%%

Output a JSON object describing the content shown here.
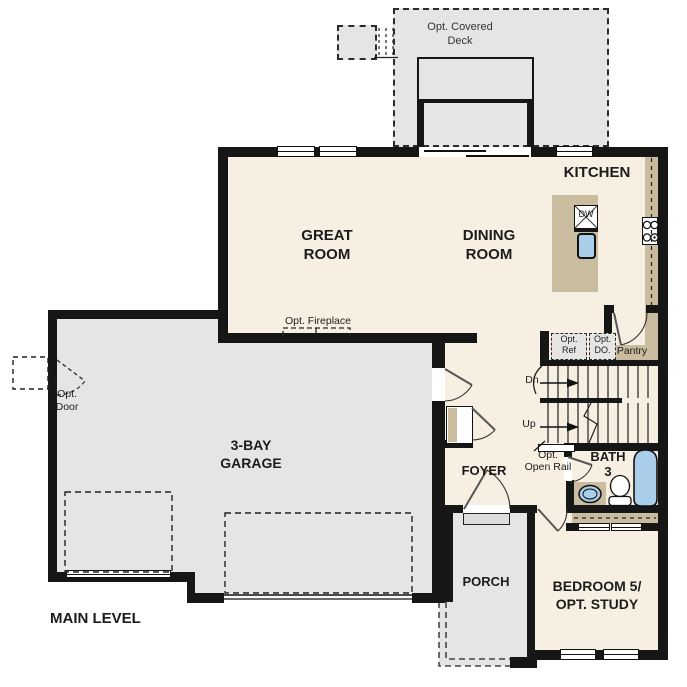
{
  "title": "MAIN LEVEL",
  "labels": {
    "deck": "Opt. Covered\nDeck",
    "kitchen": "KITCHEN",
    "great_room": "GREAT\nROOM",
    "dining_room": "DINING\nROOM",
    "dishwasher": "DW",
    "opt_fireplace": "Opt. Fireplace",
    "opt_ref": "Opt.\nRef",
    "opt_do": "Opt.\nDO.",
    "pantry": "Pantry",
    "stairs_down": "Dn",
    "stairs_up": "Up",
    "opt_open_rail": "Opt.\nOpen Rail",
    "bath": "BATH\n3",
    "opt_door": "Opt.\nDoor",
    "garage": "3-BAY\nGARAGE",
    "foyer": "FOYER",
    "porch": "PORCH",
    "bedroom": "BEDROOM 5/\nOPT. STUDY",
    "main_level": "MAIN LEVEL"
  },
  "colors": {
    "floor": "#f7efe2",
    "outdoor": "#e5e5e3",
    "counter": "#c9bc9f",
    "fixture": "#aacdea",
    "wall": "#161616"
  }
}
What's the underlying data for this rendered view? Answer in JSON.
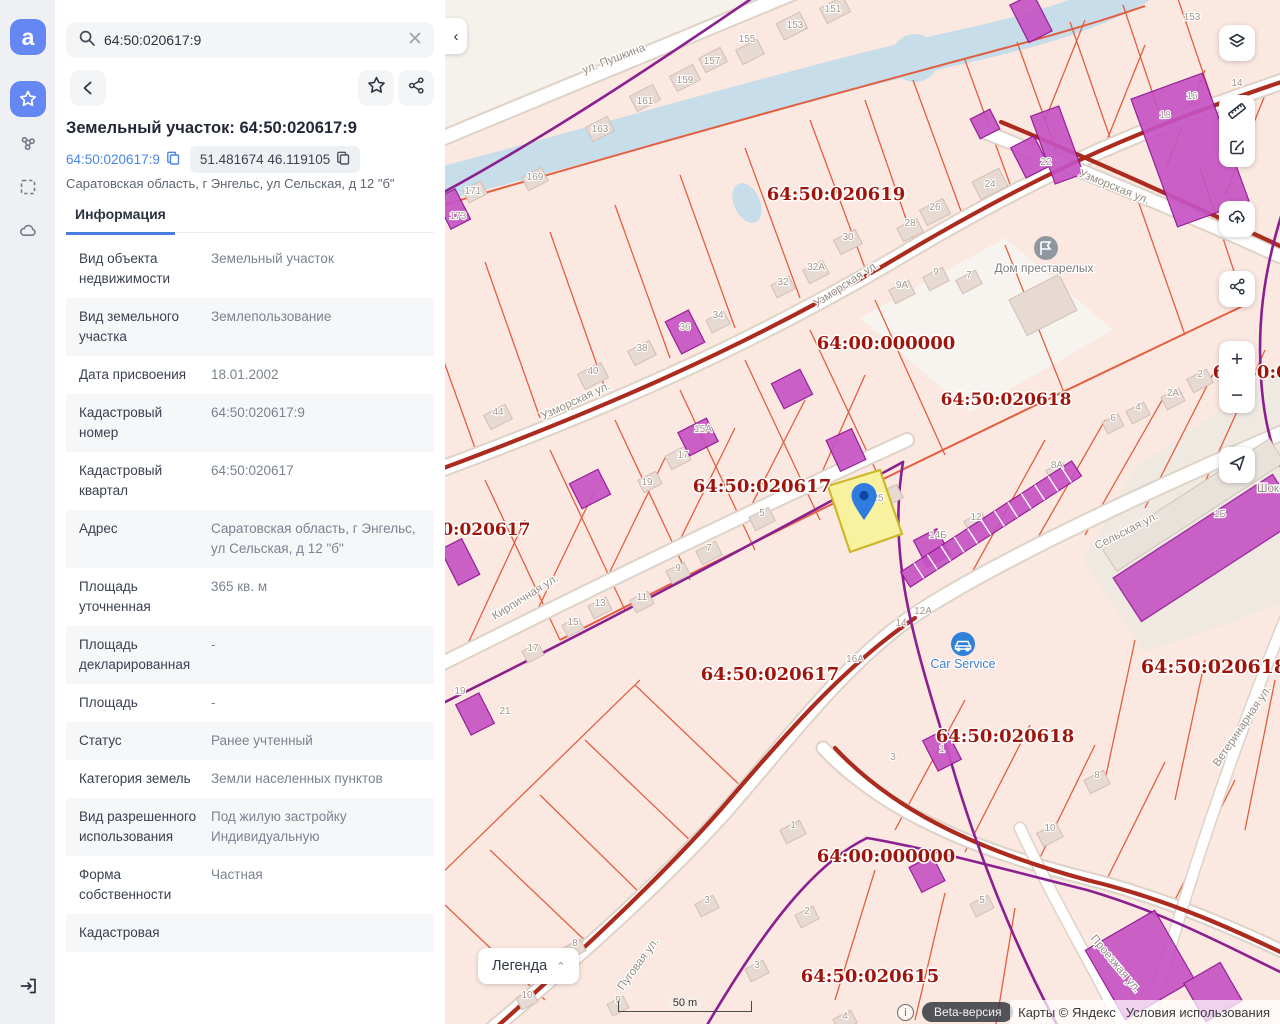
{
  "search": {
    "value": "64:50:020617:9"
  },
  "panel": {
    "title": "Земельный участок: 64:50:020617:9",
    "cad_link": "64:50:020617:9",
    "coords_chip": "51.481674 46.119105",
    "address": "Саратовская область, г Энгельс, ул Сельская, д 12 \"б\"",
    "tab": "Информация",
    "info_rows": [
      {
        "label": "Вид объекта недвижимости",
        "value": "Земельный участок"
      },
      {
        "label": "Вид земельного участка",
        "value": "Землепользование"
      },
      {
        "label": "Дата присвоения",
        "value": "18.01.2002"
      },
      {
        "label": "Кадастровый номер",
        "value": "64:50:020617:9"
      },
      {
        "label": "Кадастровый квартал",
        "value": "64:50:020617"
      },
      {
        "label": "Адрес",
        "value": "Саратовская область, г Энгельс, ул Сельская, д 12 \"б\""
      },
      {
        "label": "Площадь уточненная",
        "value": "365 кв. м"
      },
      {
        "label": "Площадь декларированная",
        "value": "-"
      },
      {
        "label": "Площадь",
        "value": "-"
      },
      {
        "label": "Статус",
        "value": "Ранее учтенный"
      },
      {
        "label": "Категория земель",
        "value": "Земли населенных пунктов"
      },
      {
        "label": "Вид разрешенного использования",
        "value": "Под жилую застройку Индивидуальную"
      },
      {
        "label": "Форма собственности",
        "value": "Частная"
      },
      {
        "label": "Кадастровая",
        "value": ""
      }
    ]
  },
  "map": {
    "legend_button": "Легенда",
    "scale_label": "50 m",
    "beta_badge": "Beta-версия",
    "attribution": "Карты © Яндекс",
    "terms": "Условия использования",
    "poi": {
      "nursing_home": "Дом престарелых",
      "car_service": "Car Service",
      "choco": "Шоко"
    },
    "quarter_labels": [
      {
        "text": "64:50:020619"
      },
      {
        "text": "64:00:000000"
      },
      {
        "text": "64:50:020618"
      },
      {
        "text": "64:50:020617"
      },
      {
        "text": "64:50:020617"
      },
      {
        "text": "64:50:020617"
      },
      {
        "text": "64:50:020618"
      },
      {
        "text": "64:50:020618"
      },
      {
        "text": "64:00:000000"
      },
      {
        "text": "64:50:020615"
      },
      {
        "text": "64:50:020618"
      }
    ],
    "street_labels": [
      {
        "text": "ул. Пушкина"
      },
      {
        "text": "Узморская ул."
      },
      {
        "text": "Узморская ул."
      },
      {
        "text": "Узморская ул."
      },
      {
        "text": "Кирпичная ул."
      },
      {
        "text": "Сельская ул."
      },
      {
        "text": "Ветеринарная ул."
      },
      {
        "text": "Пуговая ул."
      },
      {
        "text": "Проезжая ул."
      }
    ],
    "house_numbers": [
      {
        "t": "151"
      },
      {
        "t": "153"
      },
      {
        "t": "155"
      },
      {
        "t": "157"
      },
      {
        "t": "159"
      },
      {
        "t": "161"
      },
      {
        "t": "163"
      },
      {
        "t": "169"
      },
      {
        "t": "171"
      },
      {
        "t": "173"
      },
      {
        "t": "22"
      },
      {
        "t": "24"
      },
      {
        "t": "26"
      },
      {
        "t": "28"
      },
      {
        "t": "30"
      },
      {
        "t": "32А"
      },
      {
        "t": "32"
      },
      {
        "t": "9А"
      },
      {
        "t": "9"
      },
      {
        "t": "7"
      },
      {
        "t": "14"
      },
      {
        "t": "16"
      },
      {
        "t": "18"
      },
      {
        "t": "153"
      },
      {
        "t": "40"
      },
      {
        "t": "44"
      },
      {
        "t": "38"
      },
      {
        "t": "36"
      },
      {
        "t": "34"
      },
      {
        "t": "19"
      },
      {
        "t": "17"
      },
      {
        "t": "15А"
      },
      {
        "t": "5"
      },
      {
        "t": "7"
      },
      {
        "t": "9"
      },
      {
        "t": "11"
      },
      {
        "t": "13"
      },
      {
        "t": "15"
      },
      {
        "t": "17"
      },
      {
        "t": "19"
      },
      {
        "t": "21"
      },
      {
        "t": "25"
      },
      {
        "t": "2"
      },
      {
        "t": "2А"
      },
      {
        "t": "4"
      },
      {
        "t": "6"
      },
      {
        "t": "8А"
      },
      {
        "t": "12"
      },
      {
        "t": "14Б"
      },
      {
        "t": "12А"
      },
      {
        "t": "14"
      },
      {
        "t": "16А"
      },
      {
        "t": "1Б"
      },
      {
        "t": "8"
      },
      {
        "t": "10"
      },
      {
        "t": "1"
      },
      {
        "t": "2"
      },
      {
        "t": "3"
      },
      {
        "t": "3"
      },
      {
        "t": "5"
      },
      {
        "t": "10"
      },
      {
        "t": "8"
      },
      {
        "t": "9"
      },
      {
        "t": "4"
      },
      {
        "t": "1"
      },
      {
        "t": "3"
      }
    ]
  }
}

%%
%%

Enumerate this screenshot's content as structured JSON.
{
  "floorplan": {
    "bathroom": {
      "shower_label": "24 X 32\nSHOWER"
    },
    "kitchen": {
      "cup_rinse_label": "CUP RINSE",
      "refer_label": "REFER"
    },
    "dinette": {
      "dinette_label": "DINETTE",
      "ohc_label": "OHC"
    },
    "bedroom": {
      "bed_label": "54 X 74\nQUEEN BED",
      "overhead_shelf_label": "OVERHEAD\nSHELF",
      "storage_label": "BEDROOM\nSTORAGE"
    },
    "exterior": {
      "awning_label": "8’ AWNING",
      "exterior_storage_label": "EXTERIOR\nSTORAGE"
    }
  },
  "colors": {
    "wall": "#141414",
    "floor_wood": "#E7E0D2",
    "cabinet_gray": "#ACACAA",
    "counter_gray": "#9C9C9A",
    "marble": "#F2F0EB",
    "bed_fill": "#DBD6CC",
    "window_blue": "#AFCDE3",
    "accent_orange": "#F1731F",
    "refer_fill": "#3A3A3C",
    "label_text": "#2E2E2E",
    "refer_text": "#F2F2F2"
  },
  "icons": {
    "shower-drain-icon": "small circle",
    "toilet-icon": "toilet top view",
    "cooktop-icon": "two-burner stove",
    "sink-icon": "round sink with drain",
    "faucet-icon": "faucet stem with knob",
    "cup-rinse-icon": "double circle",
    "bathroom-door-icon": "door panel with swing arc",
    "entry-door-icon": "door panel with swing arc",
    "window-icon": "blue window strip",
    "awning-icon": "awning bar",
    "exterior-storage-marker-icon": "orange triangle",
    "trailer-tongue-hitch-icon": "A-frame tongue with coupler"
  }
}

%%

• _Your instructions_
A single figure is required: the number of lines above in which the word "with" occurs.

• _Task answer_
5